## Exercise aim
Type out the data exactly as given. Skip any image.

## Records provided

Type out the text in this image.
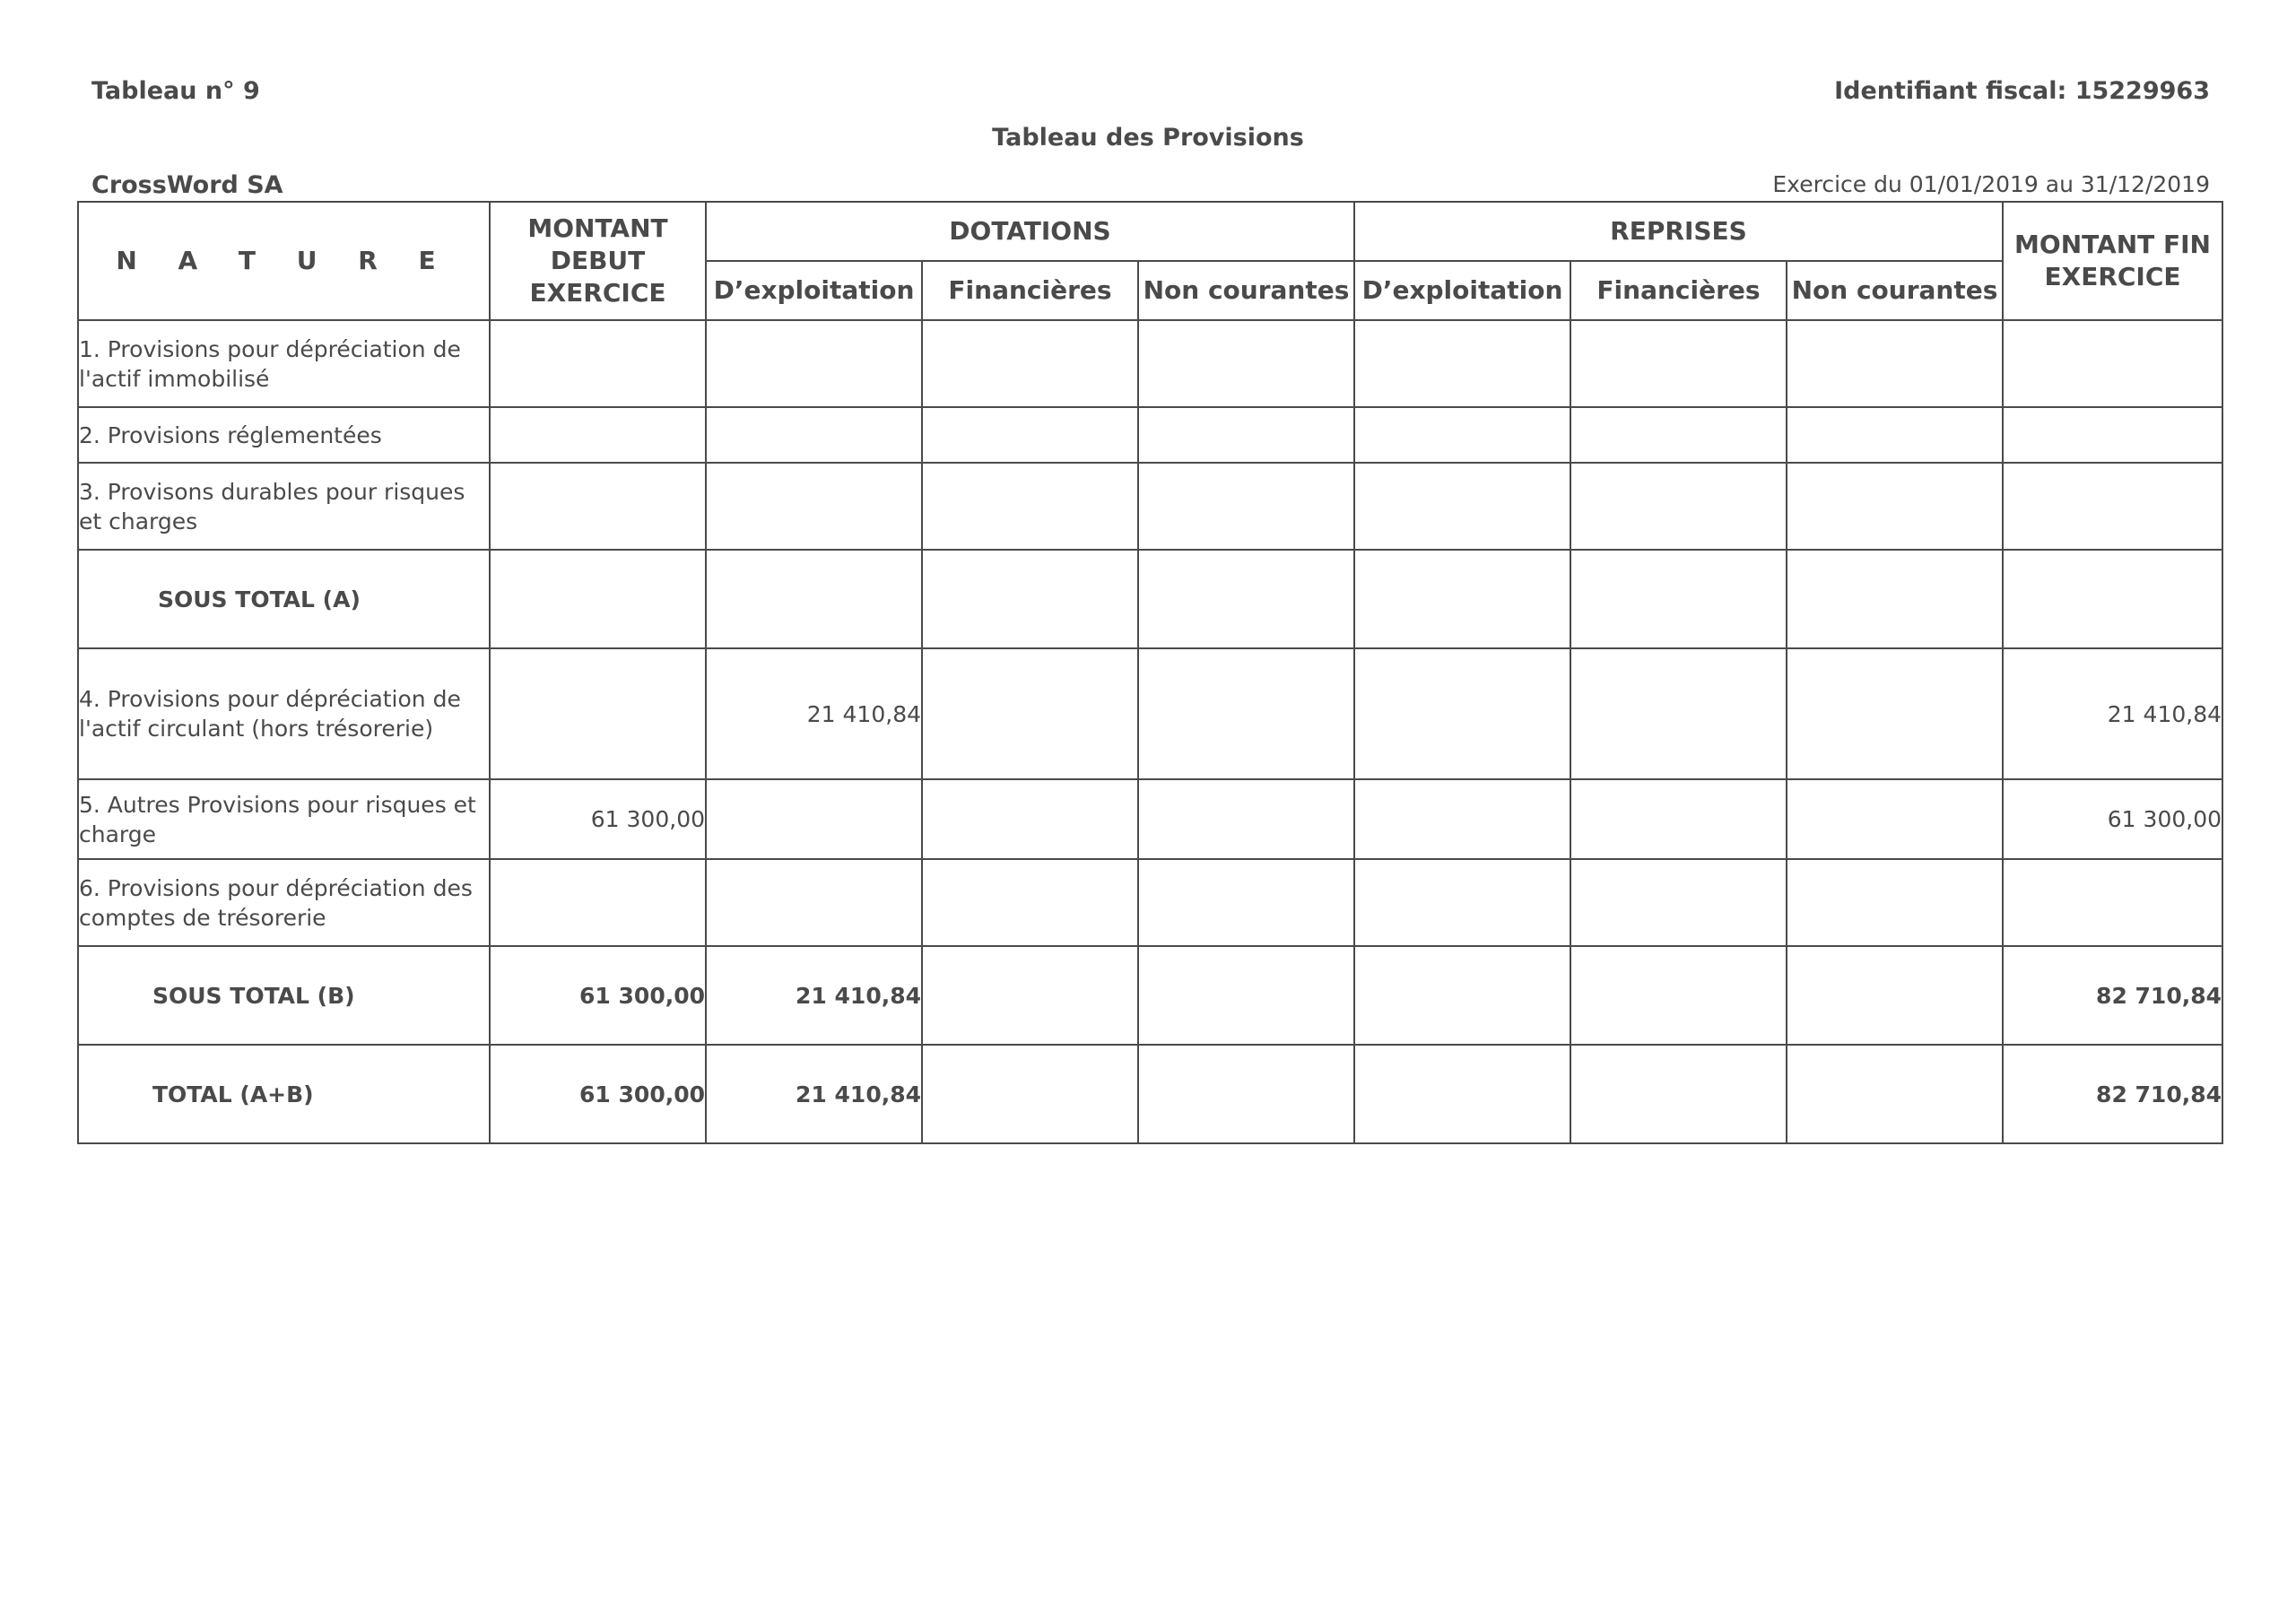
Tableau n° 9	Identifiant fiscal: 15229963
Tableau des Provisions
CrossWord SA	Exercice du 01/01/2019 au 31/12/2019
N A T U R E	MONTANT DEBUT EXERCICE	DOTATIONS			REPRISES			MONTANT FIN EXERCICE
		D’exploitation	Financières	Non courantes	D’exploitation	Financières	Non courantes	
1. Provisions pour dépréciation de l'actif immobilisé								
2. Provisions réglementées								
3. Provisons durables pour risques et charges								
SOUS TOTAL (A)								
4. Provisions pour dépréciation de l'actif circulant (hors trésorerie)		21 410,84						21 410,84
5. Autres Provisions pour risques et charge	61 300,00							61 300,00
6. Provisions pour dépréciation des comptes de trésorerie								
SOUS TOTAL (B)	61 300,00	21 410,84						82 710,84
TOTAL (A+B)	61 300,00	21 410,84						82 710,84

## Exercise result
Type out the text in this image.
Tableau n° 9	Identifiant fiscal: 15229963
Tableau des Provisions
CrossWord SA	Exercice du 01/01/2019 au 31/12/2019
N A T U R E	MONTANT DEBUT EXERCICE	DOTATIONS			REPRISES			MONTANT FIN EXERCICE
		D’exploitation	Financières	Non courantes	D’exploitation	Financières	Non courantes	
1. Provisions pour dépréciation de l'actif immobilisé								
2. Provisions réglementées								
3. Provisons durables pour risques et charges								
SOUS TOTAL (A)								
4. Provisions pour dépréciation de l'actif circulant (hors trésorerie)		21 410,84						21 410,84
5. Autres Provisions pour risques et charge	61 300,00							61 300,00
6. Provisions pour dépréciation des comptes de trésorerie								
SOUS TOTAL (B)	61 300,00	21 410,84						82 710,84
TOTAL (A+B)	61 300,00	21 410,84						82 710,84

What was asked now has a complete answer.